> PROBLEM DETAILS
Below is a block of records; return all of them exactly, but without the images.

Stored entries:
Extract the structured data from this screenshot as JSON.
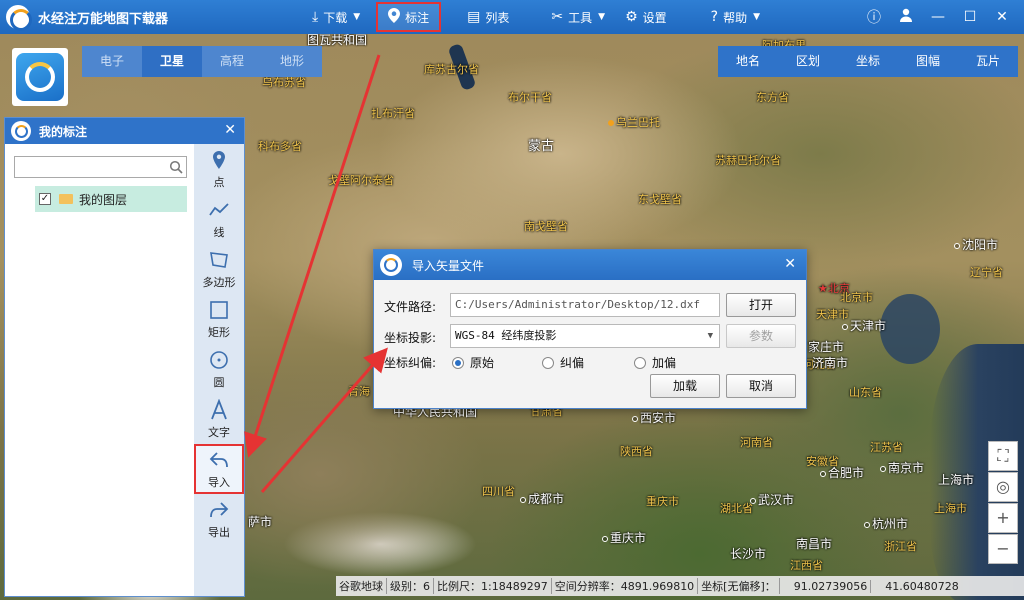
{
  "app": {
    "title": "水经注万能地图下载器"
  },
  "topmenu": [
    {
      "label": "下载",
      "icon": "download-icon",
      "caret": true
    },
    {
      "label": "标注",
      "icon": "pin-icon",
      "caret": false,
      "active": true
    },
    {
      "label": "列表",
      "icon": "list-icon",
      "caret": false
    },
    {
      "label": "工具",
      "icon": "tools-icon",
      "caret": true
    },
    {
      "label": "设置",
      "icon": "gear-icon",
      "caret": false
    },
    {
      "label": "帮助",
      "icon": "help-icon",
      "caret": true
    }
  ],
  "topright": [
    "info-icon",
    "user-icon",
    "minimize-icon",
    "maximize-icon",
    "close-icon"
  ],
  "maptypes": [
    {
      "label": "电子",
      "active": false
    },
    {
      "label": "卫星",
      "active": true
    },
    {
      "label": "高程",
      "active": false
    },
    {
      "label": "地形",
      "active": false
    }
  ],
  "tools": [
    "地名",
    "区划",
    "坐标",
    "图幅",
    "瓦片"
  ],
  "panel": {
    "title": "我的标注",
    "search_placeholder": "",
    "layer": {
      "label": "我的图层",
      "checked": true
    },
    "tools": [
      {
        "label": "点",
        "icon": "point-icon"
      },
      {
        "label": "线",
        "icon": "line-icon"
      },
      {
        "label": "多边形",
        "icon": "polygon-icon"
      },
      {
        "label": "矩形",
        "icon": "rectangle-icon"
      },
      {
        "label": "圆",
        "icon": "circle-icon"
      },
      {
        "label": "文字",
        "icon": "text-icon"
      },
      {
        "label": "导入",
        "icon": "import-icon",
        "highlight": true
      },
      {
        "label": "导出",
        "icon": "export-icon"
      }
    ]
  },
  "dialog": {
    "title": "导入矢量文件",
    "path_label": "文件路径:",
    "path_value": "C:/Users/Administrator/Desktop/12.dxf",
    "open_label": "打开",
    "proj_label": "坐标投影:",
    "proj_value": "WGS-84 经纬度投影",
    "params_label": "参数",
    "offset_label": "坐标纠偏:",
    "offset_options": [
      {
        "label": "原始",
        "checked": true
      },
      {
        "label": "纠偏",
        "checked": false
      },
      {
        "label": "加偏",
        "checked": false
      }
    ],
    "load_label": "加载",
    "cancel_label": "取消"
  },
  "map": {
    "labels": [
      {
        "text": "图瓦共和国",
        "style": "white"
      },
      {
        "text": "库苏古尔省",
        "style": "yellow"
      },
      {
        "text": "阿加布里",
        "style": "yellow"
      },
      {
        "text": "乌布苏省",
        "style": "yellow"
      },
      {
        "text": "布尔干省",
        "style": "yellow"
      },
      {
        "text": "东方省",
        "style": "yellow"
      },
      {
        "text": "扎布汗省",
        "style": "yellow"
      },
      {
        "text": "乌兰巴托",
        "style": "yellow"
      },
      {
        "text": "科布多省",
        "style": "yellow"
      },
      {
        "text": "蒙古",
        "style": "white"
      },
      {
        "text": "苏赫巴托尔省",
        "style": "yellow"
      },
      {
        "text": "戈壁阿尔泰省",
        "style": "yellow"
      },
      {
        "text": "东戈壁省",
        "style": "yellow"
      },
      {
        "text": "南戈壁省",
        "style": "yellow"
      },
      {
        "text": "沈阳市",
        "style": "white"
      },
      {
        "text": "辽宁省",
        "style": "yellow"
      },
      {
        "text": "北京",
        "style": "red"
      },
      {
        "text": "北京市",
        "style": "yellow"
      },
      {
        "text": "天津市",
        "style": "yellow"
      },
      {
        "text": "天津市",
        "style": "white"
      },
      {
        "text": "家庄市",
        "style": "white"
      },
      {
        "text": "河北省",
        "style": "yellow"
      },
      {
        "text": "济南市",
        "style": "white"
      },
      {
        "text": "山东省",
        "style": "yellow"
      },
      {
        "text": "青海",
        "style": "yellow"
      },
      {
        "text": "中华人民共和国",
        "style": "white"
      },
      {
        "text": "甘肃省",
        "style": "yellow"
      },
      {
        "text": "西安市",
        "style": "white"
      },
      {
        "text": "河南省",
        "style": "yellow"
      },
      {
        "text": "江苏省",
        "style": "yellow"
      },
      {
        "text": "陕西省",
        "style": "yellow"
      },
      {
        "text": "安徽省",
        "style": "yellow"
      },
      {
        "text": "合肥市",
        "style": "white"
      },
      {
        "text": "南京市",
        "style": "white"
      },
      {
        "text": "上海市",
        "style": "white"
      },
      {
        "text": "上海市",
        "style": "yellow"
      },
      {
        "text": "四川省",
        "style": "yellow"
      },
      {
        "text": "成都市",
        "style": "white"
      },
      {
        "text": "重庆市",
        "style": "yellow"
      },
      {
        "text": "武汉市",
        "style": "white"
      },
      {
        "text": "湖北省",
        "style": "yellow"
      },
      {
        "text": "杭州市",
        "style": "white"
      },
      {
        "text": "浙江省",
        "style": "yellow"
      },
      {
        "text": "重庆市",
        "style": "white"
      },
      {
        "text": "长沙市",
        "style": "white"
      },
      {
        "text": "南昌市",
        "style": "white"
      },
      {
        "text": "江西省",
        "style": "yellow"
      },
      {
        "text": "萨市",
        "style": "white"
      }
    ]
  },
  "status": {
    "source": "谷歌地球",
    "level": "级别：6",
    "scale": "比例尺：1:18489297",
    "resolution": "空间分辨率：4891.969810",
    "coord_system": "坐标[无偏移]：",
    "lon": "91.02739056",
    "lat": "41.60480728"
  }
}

> RESPONSE TO THIS EXERCISE
Extract the structured data from this screenshot as JSON.
{
  "app": {
    "title": "水经注万能地图下载器"
  },
  "topmenu": [
    {
      "label": "下载",
      "icon": "download-icon",
      "caret": true
    },
    {
      "label": "标注",
      "icon": "pin-icon",
      "caret": false,
      "active": true
    },
    {
      "label": "列表",
      "icon": "list-icon",
      "caret": false
    },
    {
      "label": "工具",
      "icon": "tools-icon",
      "caret": true
    },
    {
      "label": "设置",
      "icon": "gear-icon",
      "caret": false
    },
    {
      "label": "帮助",
      "icon": "help-icon",
      "caret": true
    }
  ],
  "topright": [
    "info-icon",
    "user-icon",
    "minimize-icon",
    "maximize-icon",
    "close-icon"
  ],
  "maptypes": [
    {
      "label": "电子",
      "active": false
    },
    {
      "label": "卫星",
      "active": true
    },
    {
      "label": "高程",
      "active": false
    },
    {
      "label": "地形",
      "active": false
    }
  ],
  "tools": [
    "地名",
    "区划",
    "坐标",
    "图幅",
    "瓦片"
  ],
  "panel": {
    "title": "我的标注",
    "search_placeholder": "",
    "layer": {
      "label": "我的图层",
      "checked": true
    },
    "tools": [
      {
        "label": "点",
        "icon": "point-icon"
      },
      {
        "label": "线",
        "icon": "line-icon"
      },
      {
        "label": "多边形",
        "icon": "polygon-icon"
      },
      {
        "label": "矩形",
        "icon": "rectangle-icon"
      },
      {
        "label": "圆",
        "icon": "circle-icon"
      },
      {
        "label": "文字",
        "icon": "text-icon"
      },
      {
        "label": "导入",
        "icon": "import-icon",
        "highlight": true
      },
      {
        "label": "导出",
        "icon": "export-icon"
      }
    ]
  },
  "dialog": {
    "title": "导入矢量文件",
    "path_label": "文件路径:",
    "path_value": "C:/Users/Administrator/Desktop/12.dxf",
    "open_label": "打开",
    "proj_label": "坐标投影:",
    "proj_value": "WGS-84 经纬度投影",
    "params_label": "参数",
    "offset_label": "坐标纠偏:",
    "offset_options": [
      {
        "label": "原始",
        "checked": true
      },
      {
        "label": "纠偏",
        "checked": false
      },
      {
        "label": "加偏",
        "checked": false
      }
    ],
    "load_label": "加载",
    "cancel_label": "取消"
  },
  "map": {
    "labels": [
      {
        "text": "图瓦共和国",
        "style": "white"
      },
      {
        "text": "库苏古尔省",
        "style": "yellow"
      },
      {
        "text": "阿加布里",
        "style": "yellow"
      },
      {
        "text": "乌布苏省",
        "style": "yellow"
      },
      {
        "text": "布尔干省",
        "style": "yellow"
      },
      {
        "text": "东方省",
        "style": "yellow"
      },
      {
        "text": "扎布汗省",
        "style": "yellow"
      },
      {
        "text": "乌兰巴托",
        "style": "yellow"
      },
      {
        "text": "科布多省",
        "style": "yellow"
      },
      {
        "text": "蒙古",
        "style": "white"
      },
      {
        "text": "苏赫巴托尔省",
        "style": "yellow"
      },
      {
        "text": "戈壁阿尔泰省",
        "style": "yellow"
      },
      {
        "text": "东戈壁省",
        "style": "yellow"
      },
      {
        "text": "南戈壁省",
        "style": "yellow"
      },
      {
        "text": "沈阳市",
        "style": "white"
      },
      {
        "text": "辽宁省",
        "style": "yellow"
      },
      {
        "text": "北京",
        "style": "red"
      },
      {
        "text": "北京市",
        "style": "yellow"
      },
      {
        "text": "天津市",
        "style": "yellow"
      },
      {
        "text": "天津市",
        "style": "white"
      },
      {
        "text": "家庄市",
        "style": "white"
      },
      {
        "text": "河北省",
        "style": "yellow"
      },
      {
        "text": "济南市",
        "style": "white"
      },
      {
        "text": "山东省",
        "style": "yellow"
      },
      {
        "text": "青海",
        "style": "yellow"
      },
      {
        "text": "中华人民共和国",
        "style": "white"
      },
      {
        "text": "甘肃省",
        "style": "yellow"
      },
      {
        "text": "西安市",
        "style": "white"
      },
      {
        "text": "河南省",
        "style": "yellow"
      },
      {
        "text": "江苏省",
        "style": "yellow"
      },
      {
        "text": "陕西省",
        "style": "yellow"
      },
      {
        "text": "安徽省",
        "style": "yellow"
      },
      {
        "text": "合肥市",
        "style": "white"
      },
      {
        "text": "南京市",
        "style": "white"
      },
      {
        "text": "上海市",
        "style": "white"
      },
      {
        "text": "上海市",
        "style": "yellow"
      },
      {
        "text": "四川省",
        "style": "yellow"
      },
      {
        "text": "成都市",
        "style": "white"
      },
      {
        "text": "重庆市",
        "style": "yellow"
      },
      {
        "text": "武汉市",
        "style": "white"
      },
      {
        "text": "湖北省",
        "style": "yellow"
      },
      {
        "text": "杭州市",
        "style": "white"
      },
      {
        "text": "浙江省",
        "style": "yellow"
      },
      {
        "text": "重庆市",
        "style": "white"
      },
      {
        "text": "长沙市",
        "style": "white"
      },
      {
        "text": "南昌市",
        "style": "white"
      },
      {
        "text": "江西省",
        "style": "yellow"
      },
      {
        "text": "萨市",
        "style": "white"
      }
    ]
  },
  "status": {
    "source": "谷歌地球",
    "level": "级别：6",
    "scale": "比例尺：1:18489297",
    "resolution": "空间分辨率：4891.969810",
    "coord_system": "坐标[无偏移]：",
    "lon": "91.02739056",
    "lat": "41.60480728"
  }
}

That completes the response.